Data rows:
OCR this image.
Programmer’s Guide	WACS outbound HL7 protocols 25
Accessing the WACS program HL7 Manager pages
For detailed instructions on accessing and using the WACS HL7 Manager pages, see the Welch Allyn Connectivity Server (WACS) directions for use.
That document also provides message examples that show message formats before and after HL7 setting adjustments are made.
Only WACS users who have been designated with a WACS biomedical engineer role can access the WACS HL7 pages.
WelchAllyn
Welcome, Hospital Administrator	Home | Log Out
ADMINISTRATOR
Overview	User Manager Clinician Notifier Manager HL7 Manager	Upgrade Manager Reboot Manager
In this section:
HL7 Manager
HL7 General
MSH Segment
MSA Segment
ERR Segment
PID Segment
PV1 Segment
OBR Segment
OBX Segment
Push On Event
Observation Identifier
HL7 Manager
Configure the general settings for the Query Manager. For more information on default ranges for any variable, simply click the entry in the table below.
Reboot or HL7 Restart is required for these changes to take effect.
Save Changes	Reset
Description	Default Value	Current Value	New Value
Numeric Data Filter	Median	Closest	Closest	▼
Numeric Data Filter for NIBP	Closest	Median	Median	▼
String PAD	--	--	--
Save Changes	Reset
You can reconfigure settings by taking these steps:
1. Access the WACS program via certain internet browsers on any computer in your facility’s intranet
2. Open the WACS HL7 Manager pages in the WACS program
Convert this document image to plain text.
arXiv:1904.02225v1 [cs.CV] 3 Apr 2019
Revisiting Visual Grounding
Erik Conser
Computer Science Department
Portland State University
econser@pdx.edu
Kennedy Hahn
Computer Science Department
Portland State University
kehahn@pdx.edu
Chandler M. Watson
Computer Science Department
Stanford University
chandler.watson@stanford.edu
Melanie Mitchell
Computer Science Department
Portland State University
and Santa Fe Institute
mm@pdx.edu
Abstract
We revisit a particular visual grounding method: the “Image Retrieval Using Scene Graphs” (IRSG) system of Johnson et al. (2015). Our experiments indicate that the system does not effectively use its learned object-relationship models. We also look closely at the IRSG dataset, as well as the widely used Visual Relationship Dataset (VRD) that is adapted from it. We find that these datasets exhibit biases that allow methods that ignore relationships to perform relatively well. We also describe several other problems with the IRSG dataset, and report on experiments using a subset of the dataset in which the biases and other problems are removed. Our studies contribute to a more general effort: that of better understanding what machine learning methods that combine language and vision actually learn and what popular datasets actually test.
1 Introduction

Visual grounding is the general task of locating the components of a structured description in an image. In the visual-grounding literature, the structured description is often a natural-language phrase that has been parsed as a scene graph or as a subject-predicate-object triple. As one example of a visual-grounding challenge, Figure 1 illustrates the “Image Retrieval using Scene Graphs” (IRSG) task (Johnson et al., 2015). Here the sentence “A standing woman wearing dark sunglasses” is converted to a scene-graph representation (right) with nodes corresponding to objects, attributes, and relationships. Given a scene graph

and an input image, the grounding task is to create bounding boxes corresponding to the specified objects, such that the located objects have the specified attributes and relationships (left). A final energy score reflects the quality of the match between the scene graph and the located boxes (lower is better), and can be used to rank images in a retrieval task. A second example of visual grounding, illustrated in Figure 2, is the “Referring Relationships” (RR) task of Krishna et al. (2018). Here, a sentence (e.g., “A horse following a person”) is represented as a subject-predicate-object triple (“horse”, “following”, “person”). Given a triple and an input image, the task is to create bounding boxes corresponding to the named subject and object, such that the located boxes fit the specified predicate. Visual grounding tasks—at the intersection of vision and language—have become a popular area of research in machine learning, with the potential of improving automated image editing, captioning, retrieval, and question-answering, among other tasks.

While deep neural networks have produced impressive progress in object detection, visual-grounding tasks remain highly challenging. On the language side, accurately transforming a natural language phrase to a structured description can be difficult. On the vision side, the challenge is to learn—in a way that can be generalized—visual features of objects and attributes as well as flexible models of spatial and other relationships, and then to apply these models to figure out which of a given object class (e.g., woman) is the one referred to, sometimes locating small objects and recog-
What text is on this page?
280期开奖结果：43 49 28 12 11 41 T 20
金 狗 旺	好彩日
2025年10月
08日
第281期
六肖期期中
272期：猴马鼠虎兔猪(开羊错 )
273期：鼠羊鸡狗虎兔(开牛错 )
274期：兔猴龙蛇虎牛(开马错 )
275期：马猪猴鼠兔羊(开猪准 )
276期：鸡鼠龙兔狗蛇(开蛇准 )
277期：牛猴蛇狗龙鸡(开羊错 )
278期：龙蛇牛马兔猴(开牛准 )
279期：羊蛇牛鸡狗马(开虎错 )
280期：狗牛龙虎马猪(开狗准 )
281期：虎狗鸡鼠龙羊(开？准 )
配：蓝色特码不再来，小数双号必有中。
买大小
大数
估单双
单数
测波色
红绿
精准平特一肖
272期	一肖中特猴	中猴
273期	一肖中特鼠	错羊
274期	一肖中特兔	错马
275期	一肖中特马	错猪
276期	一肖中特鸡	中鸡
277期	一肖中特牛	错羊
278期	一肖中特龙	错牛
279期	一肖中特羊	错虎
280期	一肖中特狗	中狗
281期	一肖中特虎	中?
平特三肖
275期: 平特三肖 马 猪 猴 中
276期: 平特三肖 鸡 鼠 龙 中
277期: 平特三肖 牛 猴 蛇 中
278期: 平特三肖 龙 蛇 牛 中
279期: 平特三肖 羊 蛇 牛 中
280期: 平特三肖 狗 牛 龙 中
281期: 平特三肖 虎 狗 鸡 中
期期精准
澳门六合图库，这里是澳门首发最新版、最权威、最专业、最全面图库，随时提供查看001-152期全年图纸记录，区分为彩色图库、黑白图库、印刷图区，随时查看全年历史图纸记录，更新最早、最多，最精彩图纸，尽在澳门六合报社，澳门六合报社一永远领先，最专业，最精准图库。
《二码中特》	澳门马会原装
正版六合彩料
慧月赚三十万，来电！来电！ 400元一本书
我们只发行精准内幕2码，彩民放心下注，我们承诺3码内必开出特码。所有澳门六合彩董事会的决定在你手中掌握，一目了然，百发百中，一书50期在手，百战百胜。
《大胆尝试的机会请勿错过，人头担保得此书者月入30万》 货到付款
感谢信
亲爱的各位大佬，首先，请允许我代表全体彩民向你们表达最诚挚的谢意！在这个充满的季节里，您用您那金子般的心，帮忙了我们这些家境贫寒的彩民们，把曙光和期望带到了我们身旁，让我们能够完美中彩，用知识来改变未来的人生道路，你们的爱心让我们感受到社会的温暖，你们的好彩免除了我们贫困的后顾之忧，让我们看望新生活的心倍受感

Short problem: Repeat the entries above exactly, leaving nothing out.

Correct output:
OCR this image.
Programmer’s Guide	WACS outbound HL7 protocols 25
Accessing the WACS program HL7 Manager pages
For detailed instructions on accessing and using the WACS HL7 Manager pages, see the Welch Allyn Connectivity Server (WACS) directions for use.
That document also provides message examples that show message formats before and after HL7 setting adjustments are made.
Only WACS users who have been designated with a WACS biomedical engineer role can access the WACS HL7 pages.
WelchAllyn
Welcome, Hospital Administrator	Home | Log Out
ADMINISTRATOR
Overview	User Manager Clinician Notifier Manager HL7 Manager	Upgrade Manager Reboot Manager
In this section:
HL7 Manager
HL7 General
MSH Segment
MSA Segment
ERR Segment
PID Segment
PV1 Segment
OBR Segment
OBX Segment
Push On Event
Observation Identifier
HL7 Manager
Configure the general settings for the Query Manager. For more information on default ranges for any variable, simply click the entry in the table below.
Reboot or HL7 Restart is required for these changes to take effect.
Save Changes	Reset
Description	Default Value	Current Value	New Value
Numeric Data Filter	Median	Closest	Closest	▼
Numeric Data Filter for NIBP	Closest	Median	Median	▼
String PAD	--	--	--
Save Changes	Reset
You can reconfigure settings by taking these steps:
1. Access the WACS program via certain internet browsers on any computer in your facility’s intranet
2. Open the WACS HL7 Manager pages in the WACS program
Convert this document image to plain text.
arXiv:1904.02225v1 [cs.CV] 3 Apr 2019
Revisiting Visual Grounding
Erik Conser
Computer Science Department
Portland State University
econser@pdx.edu
Kennedy Hahn
Computer Science Department
Portland State University
kehahn@pdx.edu
Chandler M. Watson
Computer Science Department
Stanford University
chandler.watson@stanford.edu
Melanie Mitchell
Computer Science Department
Portland State University
and Santa Fe Institute
mm@pdx.edu
Abstract
We revisit a particular visual grounding method: the “Image Retrieval Using Scene Graphs” (IRSG) system of Johnson et al. (2015). Our experiments indicate that the system does not effectively use its learned object-relationship models. We also look closely at the IRSG dataset, as well as the widely used Visual Relationship Dataset (VRD) that is adapted from it. We find that these datasets exhibit biases that allow methods that ignore relationships to perform relatively well. We also describe several other problems with the IRSG dataset, and report on experiments using a subset of the dataset in which the biases and other problems are removed. Our studies contribute to a more general effort: that of better understanding what machine learning methods that combine language and vision actually learn and what popular datasets actually test.
1 Introduction

Visual grounding is the general task of locating the components of a structured description in an image. In the visual-grounding literature, the structured description is often a natural-language phrase that has been parsed as a scene graph or as a subject-predicate-object triple. As one example of a visual-grounding challenge, Figure 1 illustrates the “Image Retrieval using Scene Graphs” (IRSG) task (Johnson et al., 2015). Here the sentence “A standing woman wearing dark sunglasses” is converted to a scene-graph representation (right) with nodes corresponding to objects, attributes, and relationships. Given a scene graph

and an input image, the grounding task is to create bounding boxes corresponding to the specified objects, such that the located objects have the specified attributes and relationships (left). A final energy score reflects the quality of the match between the scene graph and the located boxes (lower is better), and can be used to rank images in a retrieval task. A second example of visual grounding, illustrated in Figure 2, is the “Referring Relationships” (RR) task of Krishna et al. (2018). Here, a sentence (e.g., “A horse following a person”) is represented as a subject-predicate-object triple (“horse”, “following”, “person”). Given a triple and an input image, the task is to create bounding boxes corresponding to the named subject and object, such that the located boxes fit the specified predicate. Visual grounding tasks—at the intersection of vision and language—have become a popular area of research in machine learning, with the potential of improving automated image editing, captioning, retrieval, and question-answering, among other tasks.

While deep neural networks have produced impressive progress in object detection, visual-grounding tasks remain highly challenging. On the language side, accurately transforming a natural language phrase to a structured description can be difficult. On the vision side, the challenge is to learn—in a way that can be generalized—visual features of objects and attributes as well as flexible models of spatial and other relationships, and then to apply these models to figure out which of a given object class (e.g., woman) is the one referred to, sometimes locating small objects and recog-
What text is on this page?
280期开奖结果：43 49 28 12 11 41 T 20
金 狗 旺	好彩日
2025年10月
08日
第281期
六肖期期中
272期：猴马鼠虎兔猪(开羊错 )
273期：鼠羊鸡狗虎兔(开牛错 )
274期：兔猴龙蛇虎牛(开马错 )
275期：马猪猴鼠兔羊(开猪准 )
276期：鸡鼠龙兔狗蛇(开蛇准 )
277期：牛猴蛇狗龙鸡(开羊错 )
278期：龙蛇牛马兔猴(开牛准 )
279期：羊蛇牛鸡狗马(开虎错 )
280期：狗牛龙虎马猪(开狗准 )
281期：虎狗鸡鼠龙羊(开？准 )
配：蓝色特码不再来，小数双号必有中。
买大小
大数
估单双
单数
测波色
红绿
精准平特一肖
272期	一肖中特猴	中猴
273期	一肖中特鼠	错羊
274期	一肖中特兔	错马
275期	一肖中特马	错猪
276期	一肖中特鸡	中鸡
277期	一肖中特牛	错羊
278期	一肖中特龙	错牛
279期	一肖中特羊	错虎
280期	一肖中特狗	中狗
281期	一肖中特虎	中?
平特三肖
275期: 平特三肖 马 猪 猴 中
276期: 平特三肖 鸡 鼠 龙 中
277期: 平特三肖 牛 猴 蛇 中
278期: 平特三肖 龙 蛇 牛 中
279期: 平特三肖 羊 蛇 牛 中
280期: 平特三肖 狗 牛 龙 中
281期: 平特三肖 虎 狗 鸡 中
期期精准
澳门六合图库，这里是澳门首发最新版、最权威、最专业、最全面图库，随时提供查看001-152期全年图纸记录，区分为彩色图库、黑白图库、印刷图区，随时查看全年历史图纸记录，更新最早、最多，最精彩图纸，尽在澳门六合报社，澳门六合报社一永远领先，最专业，最精准图库。
《二码中特》	澳门马会原装
正版六合彩料
慧月赚三十万，来电！来电！ 400元一本书
我们只发行精准内幕2码，彩民放心下注，我们承诺3码内必开出特码。所有澳门六合彩董事会的决定在你手中掌握，一目了然，百发百中，一书50期在手，百战百胜。
《大胆尝试的机会请勿错过，人头担保得此书者月入30万》 货到付款
感谢信
亲爱的各位大佬，首先，请允许我代表全体彩民向你们表达最诚挚的谢意！在这个充满的季节里，您用您那金子般的心，帮忙了我们这些家境贫寒的彩民们，把曙光和期望带到了我们身旁，让我们能够完美中彩，用知识来改变未来的人生道路，你们的爱心让我们感受到社会的温暖，你们的好彩免除了我们贫困的后顾之忧，让我们看望新生活的心倍受感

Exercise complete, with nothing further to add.